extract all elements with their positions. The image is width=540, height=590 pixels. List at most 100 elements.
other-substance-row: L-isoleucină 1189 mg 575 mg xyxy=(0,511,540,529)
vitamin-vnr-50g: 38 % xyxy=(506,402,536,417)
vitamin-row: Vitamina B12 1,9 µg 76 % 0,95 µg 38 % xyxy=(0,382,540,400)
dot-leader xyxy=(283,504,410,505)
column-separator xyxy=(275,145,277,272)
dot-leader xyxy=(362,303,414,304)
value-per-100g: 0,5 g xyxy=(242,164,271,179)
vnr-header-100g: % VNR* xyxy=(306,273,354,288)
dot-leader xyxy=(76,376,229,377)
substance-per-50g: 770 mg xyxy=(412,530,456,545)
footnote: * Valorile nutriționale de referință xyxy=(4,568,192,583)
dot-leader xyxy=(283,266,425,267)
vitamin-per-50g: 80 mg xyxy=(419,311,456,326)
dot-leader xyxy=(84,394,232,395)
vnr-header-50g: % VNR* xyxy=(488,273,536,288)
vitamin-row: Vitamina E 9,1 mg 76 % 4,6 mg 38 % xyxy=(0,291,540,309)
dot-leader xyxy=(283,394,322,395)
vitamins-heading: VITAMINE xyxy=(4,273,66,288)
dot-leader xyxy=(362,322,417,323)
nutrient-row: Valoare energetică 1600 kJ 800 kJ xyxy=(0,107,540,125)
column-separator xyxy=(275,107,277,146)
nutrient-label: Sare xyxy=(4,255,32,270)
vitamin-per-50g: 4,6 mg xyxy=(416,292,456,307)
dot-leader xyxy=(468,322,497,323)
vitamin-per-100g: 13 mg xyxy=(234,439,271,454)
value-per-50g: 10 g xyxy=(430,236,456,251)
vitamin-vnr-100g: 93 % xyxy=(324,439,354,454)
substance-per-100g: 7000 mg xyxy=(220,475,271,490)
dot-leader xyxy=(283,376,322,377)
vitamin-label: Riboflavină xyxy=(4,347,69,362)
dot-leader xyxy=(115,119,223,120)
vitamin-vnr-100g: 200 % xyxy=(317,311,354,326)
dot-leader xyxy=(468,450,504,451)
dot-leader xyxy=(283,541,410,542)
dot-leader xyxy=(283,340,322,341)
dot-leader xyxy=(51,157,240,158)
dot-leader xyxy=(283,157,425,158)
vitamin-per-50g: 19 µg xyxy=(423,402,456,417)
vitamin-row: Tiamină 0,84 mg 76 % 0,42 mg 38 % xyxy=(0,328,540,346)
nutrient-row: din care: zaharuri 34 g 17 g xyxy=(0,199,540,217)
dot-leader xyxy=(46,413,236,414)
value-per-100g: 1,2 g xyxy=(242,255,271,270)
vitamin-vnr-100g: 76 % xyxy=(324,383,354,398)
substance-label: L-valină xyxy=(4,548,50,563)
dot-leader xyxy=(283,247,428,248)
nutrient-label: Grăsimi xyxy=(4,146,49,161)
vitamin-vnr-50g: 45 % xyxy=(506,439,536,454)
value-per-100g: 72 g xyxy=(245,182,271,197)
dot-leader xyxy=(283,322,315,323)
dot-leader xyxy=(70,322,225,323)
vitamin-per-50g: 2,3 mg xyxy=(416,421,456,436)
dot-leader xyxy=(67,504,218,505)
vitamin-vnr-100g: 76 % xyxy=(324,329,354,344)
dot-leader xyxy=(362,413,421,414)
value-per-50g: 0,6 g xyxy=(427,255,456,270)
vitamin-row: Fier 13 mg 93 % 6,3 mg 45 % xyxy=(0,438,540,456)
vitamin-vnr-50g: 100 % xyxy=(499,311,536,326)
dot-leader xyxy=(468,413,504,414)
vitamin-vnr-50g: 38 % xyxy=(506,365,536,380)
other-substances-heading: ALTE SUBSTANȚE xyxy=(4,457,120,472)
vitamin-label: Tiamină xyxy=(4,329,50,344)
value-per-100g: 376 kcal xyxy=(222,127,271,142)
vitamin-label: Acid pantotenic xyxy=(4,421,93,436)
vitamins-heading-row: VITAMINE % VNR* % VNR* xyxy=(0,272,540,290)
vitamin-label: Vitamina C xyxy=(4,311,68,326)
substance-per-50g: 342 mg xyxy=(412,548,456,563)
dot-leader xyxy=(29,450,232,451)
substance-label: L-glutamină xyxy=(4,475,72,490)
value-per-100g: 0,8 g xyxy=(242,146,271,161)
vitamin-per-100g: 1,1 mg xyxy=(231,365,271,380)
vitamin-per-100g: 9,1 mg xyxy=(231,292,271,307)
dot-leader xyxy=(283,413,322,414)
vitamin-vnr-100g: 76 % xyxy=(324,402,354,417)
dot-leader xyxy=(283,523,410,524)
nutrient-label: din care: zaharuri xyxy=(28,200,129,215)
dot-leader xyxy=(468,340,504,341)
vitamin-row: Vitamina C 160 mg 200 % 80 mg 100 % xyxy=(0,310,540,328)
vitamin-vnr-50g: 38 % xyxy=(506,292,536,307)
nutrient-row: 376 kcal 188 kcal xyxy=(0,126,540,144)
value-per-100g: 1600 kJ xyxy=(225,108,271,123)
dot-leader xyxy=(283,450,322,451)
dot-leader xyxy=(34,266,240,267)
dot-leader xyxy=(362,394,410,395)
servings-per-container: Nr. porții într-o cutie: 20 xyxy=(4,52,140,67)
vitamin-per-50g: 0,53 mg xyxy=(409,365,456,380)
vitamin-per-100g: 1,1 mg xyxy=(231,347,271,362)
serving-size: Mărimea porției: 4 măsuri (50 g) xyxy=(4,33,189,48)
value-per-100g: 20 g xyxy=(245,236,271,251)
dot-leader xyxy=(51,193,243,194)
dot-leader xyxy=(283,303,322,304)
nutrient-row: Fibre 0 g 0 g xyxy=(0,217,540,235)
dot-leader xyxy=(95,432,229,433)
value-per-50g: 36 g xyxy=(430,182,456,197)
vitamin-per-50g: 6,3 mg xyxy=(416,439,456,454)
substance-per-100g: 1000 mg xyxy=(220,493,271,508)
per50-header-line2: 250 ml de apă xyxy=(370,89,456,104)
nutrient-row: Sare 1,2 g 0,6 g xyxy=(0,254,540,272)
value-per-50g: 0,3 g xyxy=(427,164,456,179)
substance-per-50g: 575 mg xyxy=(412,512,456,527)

=-=-=-=-=

* **Work instructions**: Count the lines in the items above that contain the string "header" with the same capitalization, and reply with the number alone.

* **Result for this exercise**: 3